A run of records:
------
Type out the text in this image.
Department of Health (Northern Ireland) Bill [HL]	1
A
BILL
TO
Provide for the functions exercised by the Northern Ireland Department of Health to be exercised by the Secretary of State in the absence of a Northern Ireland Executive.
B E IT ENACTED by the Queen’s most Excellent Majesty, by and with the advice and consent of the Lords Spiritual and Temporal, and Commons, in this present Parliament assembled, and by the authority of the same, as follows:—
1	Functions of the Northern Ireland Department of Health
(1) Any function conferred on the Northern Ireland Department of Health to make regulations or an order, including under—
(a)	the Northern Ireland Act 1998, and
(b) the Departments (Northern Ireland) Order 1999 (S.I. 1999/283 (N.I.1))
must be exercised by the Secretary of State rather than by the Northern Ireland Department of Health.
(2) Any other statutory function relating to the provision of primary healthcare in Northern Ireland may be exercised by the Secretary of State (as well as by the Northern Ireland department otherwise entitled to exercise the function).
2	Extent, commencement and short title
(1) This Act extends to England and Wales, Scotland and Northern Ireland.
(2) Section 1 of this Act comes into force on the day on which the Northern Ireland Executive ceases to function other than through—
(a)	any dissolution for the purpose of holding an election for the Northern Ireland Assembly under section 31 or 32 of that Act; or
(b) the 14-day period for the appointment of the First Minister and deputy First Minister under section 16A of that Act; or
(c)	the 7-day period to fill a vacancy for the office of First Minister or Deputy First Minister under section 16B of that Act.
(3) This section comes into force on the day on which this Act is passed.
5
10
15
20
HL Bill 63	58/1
------
> _STATED TASK_: Repeat the records above in full, character for character.

> _REPLY TO THE EXERCISE_:
Type out the text in this image.
Department of Health (Northern Ireland) Bill [HL]	1
A
BILL
TO
Provide for the functions exercised by the Northern Ireland Department of Health to be exercised by the Secretary of State in the absence of a Northern Ireland Executive.
B E IT ENACTED by the Queen’s most Excellent Majesty, by and with the advice and consent of the Lords Spiritual and Temporal, and Commons, in this present Parliament assembled, and by the authority of the same, as follows:—
1	Functions of the Northern Ireland Department of Health
(1) Any function conferred on the Northern Ireland Department of Health to make regulations or an order, including under—
(a)	the Northern Ireland Act 1998, and
(b) the Departments (Northern Ireland) Order 1999 (S.I. 1999/283 (N.I.1))
must be exercised by the Secretary of State rather than by the Northern Ireland Department of Health.
(2) Any other statutory function relating to the provision of primary healthcare in Northern Ireland may be exercised by the Secretary of State (as well as by the Northern Ireland department otherwise entitled to exercise the function).
2	Extent, commencement and short title
(1) This Act extends to England and Wales, Scotland and Northern Ireland.
(2) Section 1 of this Act comes into force on the day on which the Northern Ireland Executive ceases to function other than through—
(a)	any dissolution for the purpose of holding an election for the Northern Ireland Assembly under section 31 or 32 of that Act; or
(b) the 14-day period for the appointment of the First Minister and deputy First Minister under section 16A of that Act; or
(c)	the 7-day period to fill a vacancy for the office of First Minister or Deputy First Minister under section 16B of that Act.
(3) This section comes into force on the day on which this Act is passed.
5
10
15
20
HL Bill 63	58/1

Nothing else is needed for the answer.